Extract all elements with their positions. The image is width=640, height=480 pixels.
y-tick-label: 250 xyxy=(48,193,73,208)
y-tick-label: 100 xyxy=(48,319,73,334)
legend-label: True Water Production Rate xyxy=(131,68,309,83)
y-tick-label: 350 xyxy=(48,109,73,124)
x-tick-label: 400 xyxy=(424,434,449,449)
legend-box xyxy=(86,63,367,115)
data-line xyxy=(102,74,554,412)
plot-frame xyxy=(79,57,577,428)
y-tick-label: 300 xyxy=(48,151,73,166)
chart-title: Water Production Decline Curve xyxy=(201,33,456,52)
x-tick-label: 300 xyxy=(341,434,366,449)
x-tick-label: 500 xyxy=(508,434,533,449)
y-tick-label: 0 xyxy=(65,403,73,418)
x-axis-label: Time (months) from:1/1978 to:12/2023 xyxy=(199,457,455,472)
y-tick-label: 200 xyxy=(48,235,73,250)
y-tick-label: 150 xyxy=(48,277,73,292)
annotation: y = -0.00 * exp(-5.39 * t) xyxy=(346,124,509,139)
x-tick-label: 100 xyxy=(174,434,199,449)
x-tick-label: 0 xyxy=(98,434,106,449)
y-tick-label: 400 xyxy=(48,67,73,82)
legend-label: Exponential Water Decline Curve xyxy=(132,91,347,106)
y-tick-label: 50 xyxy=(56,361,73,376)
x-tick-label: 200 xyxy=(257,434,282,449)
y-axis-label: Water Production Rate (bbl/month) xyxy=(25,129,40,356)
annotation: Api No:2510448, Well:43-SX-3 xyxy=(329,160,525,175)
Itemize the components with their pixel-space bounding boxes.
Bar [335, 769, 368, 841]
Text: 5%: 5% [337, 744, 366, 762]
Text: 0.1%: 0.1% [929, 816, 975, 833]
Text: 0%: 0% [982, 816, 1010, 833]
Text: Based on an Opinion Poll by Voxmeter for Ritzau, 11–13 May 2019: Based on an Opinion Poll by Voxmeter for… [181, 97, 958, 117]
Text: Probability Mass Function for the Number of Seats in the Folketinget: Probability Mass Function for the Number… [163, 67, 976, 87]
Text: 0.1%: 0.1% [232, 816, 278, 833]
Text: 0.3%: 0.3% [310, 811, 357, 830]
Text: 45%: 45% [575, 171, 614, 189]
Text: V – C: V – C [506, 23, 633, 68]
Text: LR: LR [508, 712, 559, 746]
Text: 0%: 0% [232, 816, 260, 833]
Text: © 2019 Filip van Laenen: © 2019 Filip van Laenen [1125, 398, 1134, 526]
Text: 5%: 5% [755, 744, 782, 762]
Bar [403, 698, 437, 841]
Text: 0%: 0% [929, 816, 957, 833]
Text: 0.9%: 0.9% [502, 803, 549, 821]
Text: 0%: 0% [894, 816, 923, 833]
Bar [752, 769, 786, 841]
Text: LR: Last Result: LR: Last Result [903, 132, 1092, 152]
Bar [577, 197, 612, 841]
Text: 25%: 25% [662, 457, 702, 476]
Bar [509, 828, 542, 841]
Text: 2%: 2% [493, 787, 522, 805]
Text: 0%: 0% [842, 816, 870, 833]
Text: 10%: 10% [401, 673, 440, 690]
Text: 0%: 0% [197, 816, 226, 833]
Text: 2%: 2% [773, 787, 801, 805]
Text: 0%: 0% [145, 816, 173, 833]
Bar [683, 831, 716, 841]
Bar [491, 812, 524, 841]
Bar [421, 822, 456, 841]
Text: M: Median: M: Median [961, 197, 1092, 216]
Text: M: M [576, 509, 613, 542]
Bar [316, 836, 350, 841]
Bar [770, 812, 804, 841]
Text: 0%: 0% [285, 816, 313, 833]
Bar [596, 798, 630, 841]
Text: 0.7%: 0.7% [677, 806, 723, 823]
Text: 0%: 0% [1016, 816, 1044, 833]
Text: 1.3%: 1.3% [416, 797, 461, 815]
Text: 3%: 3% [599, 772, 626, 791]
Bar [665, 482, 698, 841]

---

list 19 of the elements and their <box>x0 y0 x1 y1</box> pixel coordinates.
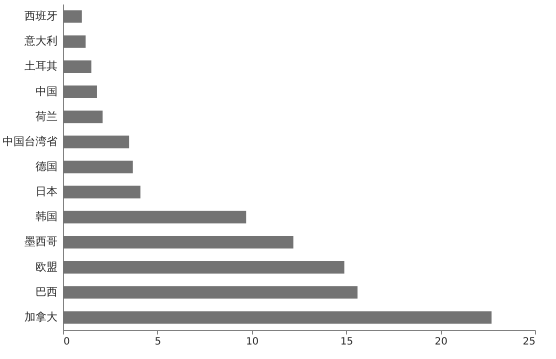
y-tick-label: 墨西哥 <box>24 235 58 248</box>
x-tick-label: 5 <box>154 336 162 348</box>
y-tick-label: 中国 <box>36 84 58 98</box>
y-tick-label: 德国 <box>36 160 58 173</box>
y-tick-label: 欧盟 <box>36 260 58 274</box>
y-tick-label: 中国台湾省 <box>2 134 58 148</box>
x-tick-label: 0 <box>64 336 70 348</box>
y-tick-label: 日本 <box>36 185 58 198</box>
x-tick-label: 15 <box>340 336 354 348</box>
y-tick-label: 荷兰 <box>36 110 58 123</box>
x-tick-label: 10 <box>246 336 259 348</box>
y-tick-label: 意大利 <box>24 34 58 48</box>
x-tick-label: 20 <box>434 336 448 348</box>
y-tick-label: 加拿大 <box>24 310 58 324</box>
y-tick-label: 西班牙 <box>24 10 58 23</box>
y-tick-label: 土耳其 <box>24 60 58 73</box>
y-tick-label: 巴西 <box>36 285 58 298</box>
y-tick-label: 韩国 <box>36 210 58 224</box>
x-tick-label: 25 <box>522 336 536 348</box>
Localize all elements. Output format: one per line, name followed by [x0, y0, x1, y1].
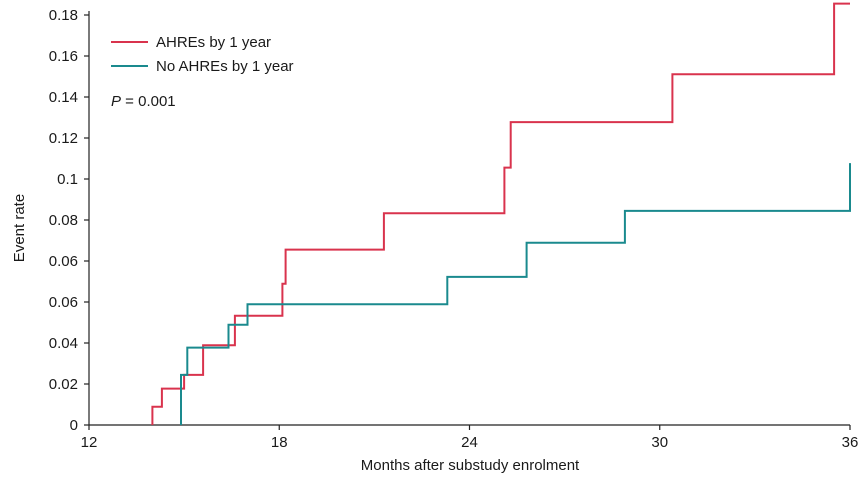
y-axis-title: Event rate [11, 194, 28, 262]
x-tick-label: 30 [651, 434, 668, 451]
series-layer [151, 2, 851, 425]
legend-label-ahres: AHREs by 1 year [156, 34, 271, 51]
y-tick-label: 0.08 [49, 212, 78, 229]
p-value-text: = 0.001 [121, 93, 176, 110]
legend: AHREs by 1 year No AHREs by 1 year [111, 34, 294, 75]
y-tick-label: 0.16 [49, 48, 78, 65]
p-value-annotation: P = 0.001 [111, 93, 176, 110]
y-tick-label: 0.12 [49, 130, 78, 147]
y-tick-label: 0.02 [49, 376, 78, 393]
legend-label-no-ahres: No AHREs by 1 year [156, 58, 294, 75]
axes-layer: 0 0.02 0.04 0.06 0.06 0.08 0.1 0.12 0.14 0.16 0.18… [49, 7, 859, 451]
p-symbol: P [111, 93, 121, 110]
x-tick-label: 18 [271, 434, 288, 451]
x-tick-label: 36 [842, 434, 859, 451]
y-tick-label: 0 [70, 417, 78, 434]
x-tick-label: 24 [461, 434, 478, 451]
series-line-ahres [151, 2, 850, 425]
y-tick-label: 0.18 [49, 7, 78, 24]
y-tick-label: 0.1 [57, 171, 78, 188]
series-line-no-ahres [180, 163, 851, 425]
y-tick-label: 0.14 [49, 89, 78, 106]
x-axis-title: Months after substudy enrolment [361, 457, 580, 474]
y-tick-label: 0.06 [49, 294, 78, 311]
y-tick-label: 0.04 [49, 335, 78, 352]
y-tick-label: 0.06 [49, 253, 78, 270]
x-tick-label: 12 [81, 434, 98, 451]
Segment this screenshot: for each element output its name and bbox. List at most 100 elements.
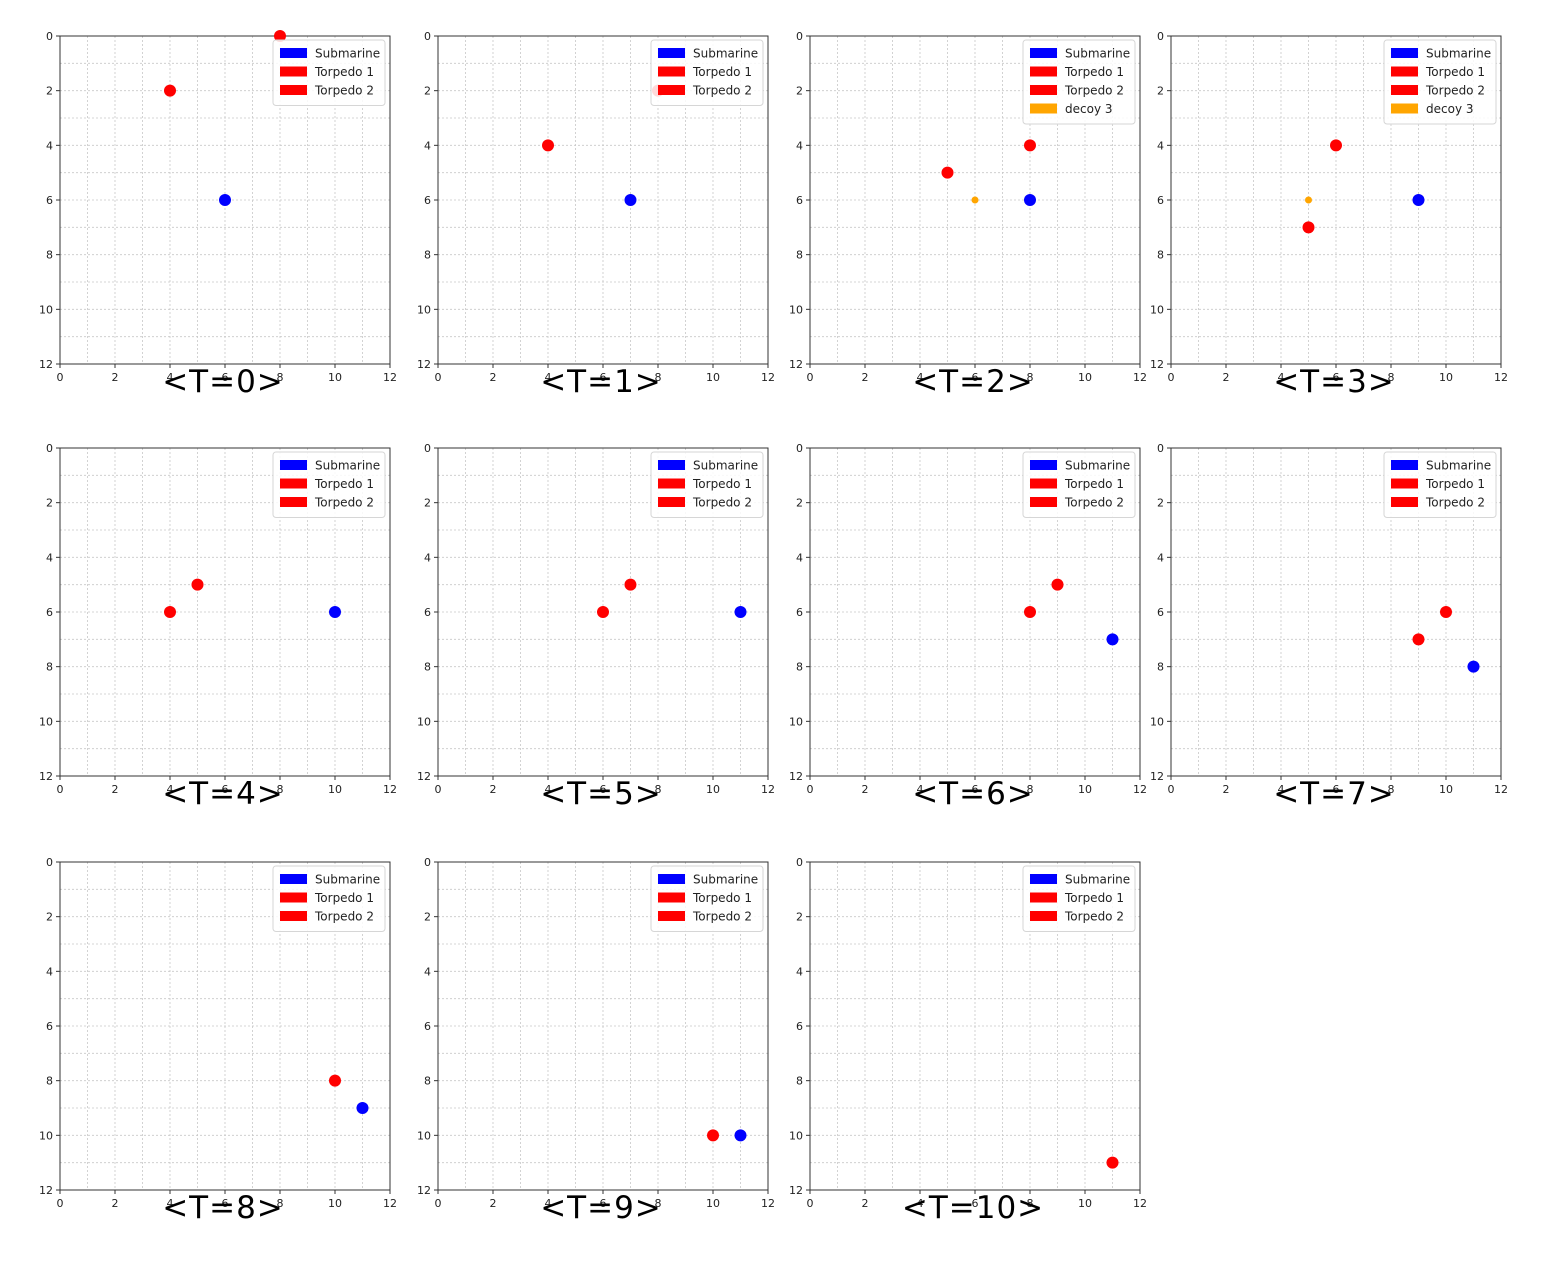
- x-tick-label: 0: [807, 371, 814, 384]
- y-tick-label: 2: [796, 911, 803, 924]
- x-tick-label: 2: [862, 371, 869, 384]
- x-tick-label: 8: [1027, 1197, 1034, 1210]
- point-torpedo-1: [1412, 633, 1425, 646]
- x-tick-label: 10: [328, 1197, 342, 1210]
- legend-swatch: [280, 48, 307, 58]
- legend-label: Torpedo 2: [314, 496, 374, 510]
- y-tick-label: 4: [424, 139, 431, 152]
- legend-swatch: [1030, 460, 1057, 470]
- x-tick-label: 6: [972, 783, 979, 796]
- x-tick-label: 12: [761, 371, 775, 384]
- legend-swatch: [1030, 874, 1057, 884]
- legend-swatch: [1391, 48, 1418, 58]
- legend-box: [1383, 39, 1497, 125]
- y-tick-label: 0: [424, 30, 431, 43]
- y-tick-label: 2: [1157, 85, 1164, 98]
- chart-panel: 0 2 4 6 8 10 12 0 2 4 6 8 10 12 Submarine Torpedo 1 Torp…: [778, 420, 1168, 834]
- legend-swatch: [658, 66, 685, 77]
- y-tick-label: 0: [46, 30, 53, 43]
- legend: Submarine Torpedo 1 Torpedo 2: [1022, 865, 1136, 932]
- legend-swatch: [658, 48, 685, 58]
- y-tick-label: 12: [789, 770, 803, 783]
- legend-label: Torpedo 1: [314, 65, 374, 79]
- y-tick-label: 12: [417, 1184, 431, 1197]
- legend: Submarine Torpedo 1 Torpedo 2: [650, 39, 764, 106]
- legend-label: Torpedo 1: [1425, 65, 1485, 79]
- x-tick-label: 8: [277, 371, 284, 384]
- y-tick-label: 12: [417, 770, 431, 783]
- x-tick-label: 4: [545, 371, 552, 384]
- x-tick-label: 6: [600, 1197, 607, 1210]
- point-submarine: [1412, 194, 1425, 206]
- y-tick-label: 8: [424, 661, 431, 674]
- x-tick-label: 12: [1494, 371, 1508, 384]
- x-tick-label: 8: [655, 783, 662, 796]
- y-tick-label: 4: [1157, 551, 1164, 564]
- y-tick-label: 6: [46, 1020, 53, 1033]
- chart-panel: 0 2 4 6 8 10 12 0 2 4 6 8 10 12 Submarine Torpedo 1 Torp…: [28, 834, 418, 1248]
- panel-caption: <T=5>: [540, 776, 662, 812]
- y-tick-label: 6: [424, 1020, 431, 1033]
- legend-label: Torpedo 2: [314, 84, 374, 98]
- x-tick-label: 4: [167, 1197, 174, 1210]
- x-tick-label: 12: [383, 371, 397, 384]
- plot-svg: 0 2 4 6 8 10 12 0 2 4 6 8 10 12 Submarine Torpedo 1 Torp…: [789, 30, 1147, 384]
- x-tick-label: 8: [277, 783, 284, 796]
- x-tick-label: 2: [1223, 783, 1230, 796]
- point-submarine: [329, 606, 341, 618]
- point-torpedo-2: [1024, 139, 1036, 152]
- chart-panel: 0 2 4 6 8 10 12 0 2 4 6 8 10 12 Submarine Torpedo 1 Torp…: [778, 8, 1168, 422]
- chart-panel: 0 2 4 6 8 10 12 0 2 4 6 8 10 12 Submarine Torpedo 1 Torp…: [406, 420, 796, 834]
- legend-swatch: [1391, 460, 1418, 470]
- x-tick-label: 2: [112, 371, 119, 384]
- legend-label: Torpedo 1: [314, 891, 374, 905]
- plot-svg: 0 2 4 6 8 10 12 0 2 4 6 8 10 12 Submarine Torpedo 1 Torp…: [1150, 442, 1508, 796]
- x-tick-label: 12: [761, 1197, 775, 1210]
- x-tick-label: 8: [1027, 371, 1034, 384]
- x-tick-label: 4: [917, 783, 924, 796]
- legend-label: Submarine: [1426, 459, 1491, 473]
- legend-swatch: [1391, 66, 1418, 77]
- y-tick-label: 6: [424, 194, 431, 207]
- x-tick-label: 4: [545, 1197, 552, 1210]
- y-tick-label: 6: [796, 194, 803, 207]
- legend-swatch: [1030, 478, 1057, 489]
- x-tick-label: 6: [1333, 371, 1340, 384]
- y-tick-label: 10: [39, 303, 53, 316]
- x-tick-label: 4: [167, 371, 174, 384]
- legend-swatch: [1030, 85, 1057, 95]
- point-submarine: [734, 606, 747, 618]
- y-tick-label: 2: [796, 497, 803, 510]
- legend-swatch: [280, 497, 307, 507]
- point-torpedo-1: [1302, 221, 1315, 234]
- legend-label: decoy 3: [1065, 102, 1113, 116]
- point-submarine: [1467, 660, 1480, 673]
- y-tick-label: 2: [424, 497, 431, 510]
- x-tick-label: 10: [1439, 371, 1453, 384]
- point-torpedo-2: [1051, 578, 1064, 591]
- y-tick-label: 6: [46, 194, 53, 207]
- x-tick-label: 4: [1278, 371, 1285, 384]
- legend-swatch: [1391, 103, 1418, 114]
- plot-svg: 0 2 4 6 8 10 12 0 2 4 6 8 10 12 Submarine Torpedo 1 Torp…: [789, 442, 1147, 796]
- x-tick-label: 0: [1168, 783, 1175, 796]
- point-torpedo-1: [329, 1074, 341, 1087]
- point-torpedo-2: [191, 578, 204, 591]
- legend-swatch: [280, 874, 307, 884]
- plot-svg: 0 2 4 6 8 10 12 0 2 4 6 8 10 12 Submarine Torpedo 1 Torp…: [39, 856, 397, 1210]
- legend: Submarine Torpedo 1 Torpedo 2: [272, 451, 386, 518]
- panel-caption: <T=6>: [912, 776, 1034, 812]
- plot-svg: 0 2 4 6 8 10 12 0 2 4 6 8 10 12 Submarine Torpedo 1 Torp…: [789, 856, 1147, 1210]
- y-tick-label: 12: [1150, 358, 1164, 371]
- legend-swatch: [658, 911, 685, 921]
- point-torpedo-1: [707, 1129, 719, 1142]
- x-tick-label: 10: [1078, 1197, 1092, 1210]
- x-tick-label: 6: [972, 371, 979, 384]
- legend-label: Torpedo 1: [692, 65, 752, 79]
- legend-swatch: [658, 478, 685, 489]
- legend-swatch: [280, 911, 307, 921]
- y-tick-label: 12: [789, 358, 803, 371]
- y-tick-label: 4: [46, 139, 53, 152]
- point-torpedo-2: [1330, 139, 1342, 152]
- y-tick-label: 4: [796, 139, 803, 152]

---

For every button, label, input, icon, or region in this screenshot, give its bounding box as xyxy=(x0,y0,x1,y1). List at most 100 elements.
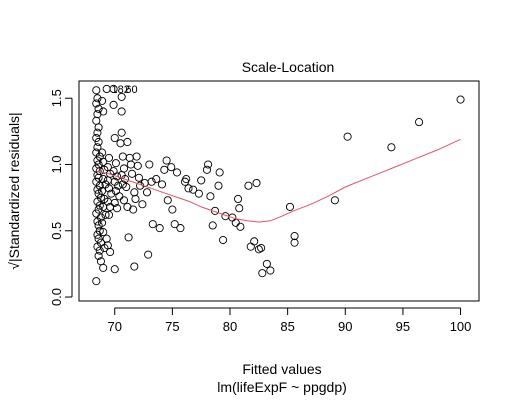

PROMPT » Retype the records from the line containing "Localize all elements." through the line containing "x-tick-label: 12 [81, 434, 98, 451]", both included, and leave the pictures out.

RESPONSE TO THE EXERCISE »
Localize all elements. Output format: one per line, name followed by [x0, y0, x1, y1].
y-axis-title: Event rate [11, 194, 28, 262]
x-tick-label: 30 [651, 434, 668, 451]
series-layer [151, 2, 851, 425]
legend-label-ahres: AHREs by 1 year [156, 34, 271, 51]
y-tick-label: 0.08 [49, 212, 78, 229]
p-value-text: = 0.001 [121, 93, 176, 110]
legend: AHREs by 1 year No AHREs by 1 year [111, 34, 294, 75]
y-tick-label: 0.16 [49, 48, 78, 65]
p-value-annotation: P = 0.001 [111, 93, 176, 110]
y-tick-label: 0.12 [49, 130, 78, 147]
y-tick-label: 0.02 [49, 376, 78, 393]
legend-label-no-ahres: No AHREs by 1 year [156, 58, 294, 75]
axes-layer: 0 0.02 0.04 0.06 0.06 0.08 0.1 0.12 0.14 0.16 0.18… [49, 7, 859, 451]
p-symbol: P [111, 93, 121, 110]
x-tick-label: 18 [271, 434, 288, 451]
x-tick-label: 36 [842, 434, 859, 451]
y-tick-label: 0 [70, 417, 78, 434]
x-tick-label: 24 [461, 434, 478, 451]
series-line-ahres [151, 2, 850, 425]
y-tick-label: 0.18 [49, 7, 78, 24]
y-tick-label: 0.1 [57, 171, 78, 188]
series-line-no-ahres [180, 163, 851, 425]
y-tick-label: 0.14 [49, 89, 78, 106]
x-axis-title: Months after substudy enrolment [361, 457, 580, 474]
y-tick-label: 0.06 [49, 294, 78, 311]
y-tick-label: 0.04 [49, 335, 78, 352]
y-tick-label: 0.06 [49, 253, 78, 270]
x-tick-label: 12 [81, 434, 98, 451]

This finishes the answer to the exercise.